◆ Directions for this task: Out of the lines below, please list those that hold the string "铁元素丰富".

====

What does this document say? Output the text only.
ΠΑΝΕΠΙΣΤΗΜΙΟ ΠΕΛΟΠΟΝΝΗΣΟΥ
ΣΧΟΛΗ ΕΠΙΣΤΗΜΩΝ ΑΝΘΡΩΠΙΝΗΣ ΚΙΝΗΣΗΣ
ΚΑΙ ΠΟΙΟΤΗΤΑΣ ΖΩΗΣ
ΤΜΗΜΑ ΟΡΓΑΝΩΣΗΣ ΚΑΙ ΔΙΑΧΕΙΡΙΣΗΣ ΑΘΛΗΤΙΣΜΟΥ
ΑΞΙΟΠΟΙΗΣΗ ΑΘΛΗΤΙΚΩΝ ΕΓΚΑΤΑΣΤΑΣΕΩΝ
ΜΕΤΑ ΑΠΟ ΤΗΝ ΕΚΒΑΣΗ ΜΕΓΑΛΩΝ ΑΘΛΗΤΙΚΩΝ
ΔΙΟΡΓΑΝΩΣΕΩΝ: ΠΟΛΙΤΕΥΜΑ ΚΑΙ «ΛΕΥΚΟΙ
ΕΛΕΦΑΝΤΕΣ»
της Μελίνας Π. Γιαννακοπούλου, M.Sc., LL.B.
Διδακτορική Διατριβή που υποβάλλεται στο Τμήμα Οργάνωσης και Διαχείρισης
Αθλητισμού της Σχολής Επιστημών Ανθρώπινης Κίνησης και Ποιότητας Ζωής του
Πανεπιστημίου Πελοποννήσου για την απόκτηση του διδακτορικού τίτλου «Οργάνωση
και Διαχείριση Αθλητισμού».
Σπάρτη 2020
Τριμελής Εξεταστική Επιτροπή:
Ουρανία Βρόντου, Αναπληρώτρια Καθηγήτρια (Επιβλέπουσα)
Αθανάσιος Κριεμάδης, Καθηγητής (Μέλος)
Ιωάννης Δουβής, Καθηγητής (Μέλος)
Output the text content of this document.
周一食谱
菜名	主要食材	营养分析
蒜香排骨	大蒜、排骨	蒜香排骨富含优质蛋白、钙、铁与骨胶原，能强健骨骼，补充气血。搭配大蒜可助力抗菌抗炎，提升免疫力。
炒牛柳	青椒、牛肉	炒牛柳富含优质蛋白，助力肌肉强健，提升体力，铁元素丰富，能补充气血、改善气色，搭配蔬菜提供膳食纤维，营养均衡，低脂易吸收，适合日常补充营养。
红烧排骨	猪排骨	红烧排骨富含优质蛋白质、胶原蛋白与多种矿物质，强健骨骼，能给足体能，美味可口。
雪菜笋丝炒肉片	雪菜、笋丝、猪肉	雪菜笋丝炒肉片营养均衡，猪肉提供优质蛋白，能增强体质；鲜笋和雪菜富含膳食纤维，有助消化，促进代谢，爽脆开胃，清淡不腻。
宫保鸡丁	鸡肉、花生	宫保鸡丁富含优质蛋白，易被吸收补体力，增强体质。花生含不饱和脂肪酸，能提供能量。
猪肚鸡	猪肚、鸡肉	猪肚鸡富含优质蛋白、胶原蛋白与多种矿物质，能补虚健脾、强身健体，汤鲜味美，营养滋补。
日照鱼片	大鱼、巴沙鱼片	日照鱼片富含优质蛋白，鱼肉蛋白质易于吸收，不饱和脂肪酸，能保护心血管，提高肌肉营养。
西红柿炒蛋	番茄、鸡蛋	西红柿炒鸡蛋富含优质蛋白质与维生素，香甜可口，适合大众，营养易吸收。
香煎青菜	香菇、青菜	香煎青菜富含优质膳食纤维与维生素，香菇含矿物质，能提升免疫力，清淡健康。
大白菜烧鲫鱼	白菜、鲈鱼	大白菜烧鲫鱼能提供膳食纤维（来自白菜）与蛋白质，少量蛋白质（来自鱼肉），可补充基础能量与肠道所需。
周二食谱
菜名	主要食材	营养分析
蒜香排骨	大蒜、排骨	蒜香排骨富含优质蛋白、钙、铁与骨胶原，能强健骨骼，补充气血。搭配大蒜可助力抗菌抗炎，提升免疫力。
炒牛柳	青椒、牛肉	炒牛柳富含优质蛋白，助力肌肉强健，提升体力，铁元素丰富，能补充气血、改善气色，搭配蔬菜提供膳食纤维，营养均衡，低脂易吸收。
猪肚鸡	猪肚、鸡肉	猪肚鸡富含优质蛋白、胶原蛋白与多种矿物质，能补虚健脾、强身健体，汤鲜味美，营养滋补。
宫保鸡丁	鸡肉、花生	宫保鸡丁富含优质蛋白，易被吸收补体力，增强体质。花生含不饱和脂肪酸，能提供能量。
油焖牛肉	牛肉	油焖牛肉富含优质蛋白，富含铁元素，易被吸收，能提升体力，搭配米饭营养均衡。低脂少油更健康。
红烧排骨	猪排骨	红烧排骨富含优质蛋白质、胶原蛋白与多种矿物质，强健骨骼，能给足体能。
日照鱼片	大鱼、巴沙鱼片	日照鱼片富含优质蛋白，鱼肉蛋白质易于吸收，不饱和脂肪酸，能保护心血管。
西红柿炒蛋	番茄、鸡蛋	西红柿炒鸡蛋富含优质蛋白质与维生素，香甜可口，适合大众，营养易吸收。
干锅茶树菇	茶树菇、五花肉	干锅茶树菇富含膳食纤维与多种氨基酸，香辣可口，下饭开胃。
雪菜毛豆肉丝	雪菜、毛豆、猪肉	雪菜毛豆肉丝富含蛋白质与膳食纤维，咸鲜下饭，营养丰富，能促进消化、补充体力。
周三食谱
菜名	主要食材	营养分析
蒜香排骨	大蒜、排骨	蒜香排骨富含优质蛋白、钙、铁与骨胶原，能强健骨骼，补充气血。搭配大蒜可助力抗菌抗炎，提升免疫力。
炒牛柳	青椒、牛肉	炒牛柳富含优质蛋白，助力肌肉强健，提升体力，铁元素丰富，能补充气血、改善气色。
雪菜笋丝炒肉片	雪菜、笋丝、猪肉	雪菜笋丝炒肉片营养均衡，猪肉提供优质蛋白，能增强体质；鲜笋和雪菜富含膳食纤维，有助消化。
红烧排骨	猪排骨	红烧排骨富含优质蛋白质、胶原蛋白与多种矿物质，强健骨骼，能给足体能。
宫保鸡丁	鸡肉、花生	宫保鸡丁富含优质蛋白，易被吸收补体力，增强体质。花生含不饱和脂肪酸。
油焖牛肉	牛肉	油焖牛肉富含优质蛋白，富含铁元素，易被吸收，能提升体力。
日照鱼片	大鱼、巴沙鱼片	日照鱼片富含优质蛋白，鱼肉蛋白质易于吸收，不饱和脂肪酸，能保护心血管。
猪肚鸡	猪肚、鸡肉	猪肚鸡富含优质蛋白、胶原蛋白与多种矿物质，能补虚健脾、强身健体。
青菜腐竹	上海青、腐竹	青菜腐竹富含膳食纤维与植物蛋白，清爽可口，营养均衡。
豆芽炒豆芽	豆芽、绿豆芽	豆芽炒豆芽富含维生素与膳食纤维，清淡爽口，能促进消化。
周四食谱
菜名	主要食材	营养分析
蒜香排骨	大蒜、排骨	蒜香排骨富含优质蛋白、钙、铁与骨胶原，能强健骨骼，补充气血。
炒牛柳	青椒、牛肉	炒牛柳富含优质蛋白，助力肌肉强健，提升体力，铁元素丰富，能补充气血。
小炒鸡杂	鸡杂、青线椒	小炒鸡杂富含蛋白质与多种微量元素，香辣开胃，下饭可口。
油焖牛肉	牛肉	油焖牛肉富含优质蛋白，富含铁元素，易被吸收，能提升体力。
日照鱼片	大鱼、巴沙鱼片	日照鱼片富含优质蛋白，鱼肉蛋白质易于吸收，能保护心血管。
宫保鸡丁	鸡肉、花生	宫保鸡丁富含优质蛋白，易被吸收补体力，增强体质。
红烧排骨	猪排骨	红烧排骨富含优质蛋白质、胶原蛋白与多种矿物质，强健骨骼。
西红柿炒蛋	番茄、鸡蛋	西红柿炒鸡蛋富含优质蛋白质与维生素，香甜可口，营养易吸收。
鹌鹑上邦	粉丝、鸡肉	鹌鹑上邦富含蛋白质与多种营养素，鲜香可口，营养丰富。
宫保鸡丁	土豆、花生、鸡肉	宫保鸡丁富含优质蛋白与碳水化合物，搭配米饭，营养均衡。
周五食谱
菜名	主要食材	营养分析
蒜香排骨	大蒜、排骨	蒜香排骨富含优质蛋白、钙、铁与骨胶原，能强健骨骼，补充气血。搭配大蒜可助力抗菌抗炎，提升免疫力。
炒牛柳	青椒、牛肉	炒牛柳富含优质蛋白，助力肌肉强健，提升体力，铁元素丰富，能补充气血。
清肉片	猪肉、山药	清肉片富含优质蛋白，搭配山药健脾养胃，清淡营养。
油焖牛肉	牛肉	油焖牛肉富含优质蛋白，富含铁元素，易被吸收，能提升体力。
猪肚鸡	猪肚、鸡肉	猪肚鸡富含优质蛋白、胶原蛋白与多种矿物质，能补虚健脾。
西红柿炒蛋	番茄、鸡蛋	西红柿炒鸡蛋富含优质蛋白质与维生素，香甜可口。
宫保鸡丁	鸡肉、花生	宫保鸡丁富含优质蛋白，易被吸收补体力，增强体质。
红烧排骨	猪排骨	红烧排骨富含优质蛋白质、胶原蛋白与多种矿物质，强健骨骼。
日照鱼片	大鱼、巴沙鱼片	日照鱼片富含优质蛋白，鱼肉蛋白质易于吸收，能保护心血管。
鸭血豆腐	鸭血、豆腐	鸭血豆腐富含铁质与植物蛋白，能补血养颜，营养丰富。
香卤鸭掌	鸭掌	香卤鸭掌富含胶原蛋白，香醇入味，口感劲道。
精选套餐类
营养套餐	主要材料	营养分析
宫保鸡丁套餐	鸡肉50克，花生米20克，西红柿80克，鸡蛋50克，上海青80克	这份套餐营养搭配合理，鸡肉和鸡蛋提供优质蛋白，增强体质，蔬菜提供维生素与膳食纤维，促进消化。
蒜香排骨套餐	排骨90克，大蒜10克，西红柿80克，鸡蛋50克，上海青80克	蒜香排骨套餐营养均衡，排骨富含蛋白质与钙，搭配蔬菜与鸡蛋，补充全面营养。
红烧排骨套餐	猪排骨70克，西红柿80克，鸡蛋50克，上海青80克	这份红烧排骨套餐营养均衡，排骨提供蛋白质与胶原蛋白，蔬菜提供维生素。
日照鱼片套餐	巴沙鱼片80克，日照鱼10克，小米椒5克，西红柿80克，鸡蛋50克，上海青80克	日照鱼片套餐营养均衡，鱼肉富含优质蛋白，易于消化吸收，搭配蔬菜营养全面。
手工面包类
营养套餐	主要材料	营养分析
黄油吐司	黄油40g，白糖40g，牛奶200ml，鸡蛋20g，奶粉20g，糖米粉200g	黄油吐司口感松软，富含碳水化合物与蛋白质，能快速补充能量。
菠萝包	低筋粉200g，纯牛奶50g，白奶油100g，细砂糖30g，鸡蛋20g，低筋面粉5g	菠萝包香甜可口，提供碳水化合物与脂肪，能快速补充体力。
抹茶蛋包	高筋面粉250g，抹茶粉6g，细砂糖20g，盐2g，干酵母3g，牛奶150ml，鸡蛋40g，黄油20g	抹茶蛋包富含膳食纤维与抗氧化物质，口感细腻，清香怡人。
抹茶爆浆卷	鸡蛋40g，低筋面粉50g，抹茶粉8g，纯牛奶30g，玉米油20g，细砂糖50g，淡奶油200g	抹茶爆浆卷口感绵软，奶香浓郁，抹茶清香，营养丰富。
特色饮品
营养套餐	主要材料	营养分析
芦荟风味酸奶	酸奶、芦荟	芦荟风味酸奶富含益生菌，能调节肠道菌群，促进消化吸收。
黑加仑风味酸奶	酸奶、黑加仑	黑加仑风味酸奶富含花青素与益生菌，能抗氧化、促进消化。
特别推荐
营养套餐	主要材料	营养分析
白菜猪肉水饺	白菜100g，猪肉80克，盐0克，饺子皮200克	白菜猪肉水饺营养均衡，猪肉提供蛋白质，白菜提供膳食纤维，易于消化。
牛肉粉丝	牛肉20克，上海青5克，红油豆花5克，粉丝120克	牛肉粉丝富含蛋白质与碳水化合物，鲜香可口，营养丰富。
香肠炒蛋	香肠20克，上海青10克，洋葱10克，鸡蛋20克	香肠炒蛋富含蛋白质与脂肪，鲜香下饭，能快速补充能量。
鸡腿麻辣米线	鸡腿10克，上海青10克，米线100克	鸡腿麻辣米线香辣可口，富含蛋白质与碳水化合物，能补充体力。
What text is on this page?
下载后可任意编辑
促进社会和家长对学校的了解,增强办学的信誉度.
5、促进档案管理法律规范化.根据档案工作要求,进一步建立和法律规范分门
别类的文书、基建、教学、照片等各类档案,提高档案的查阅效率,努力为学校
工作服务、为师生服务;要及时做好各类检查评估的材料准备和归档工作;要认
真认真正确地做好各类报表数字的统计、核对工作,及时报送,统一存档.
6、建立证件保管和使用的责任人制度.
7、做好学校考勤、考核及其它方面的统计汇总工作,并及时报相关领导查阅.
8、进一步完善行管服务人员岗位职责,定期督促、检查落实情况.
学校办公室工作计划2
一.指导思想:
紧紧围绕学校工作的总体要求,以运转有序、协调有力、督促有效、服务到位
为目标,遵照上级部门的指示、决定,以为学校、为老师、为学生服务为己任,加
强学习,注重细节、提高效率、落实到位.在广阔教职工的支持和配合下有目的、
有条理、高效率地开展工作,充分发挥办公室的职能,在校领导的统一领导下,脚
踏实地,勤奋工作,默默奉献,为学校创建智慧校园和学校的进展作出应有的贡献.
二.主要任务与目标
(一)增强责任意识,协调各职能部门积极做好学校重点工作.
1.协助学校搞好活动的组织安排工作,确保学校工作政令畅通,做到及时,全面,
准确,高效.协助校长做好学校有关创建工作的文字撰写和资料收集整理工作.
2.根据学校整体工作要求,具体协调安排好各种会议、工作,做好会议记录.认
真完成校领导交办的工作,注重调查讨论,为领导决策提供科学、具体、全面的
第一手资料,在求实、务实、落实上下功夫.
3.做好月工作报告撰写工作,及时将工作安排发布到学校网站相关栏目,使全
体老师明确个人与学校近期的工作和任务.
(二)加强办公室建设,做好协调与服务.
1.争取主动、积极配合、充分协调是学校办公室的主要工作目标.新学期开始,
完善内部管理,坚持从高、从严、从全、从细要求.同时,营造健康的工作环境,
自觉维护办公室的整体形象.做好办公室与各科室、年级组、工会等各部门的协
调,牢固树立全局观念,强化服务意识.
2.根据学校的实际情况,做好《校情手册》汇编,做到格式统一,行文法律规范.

====

◆ Worked answer:
炒牛柳	青椒、牛肉	炒牛柳富含优质蛋白，助力肌肉强健，提升体力，铁元素丰富，能补充气血、改善气色，搭配蔬菜提供膳食纤维，营养均衡，低脂易吸收，适合日常补充营养。
炒牛柳	青椒、牛肉	炒牛柳富含优质蛋白，助力肌肉强健，提升体力，铁元素丰富，能补充气血、改善气色，搭配蔬菜提供膳食纤维，营养均衡，低脂易吸收。
炒牛柳	青椒、牛肉	炒牛柳富含优质蛋白，助力肌肉强健，提升体力，铁元素丰富，能补充气血、改善气色。
炒牛柳	青椒、牛肉	炒牛柳富含优质蛋白，助力肌肉强健，提升体力，铁元素丰富，能补充气血。
炒牛柳	青椒、牛肉	炒牛柳富含优质蛋白，助力肌肉强健，提升体力，铁元素丰富，能补充气血。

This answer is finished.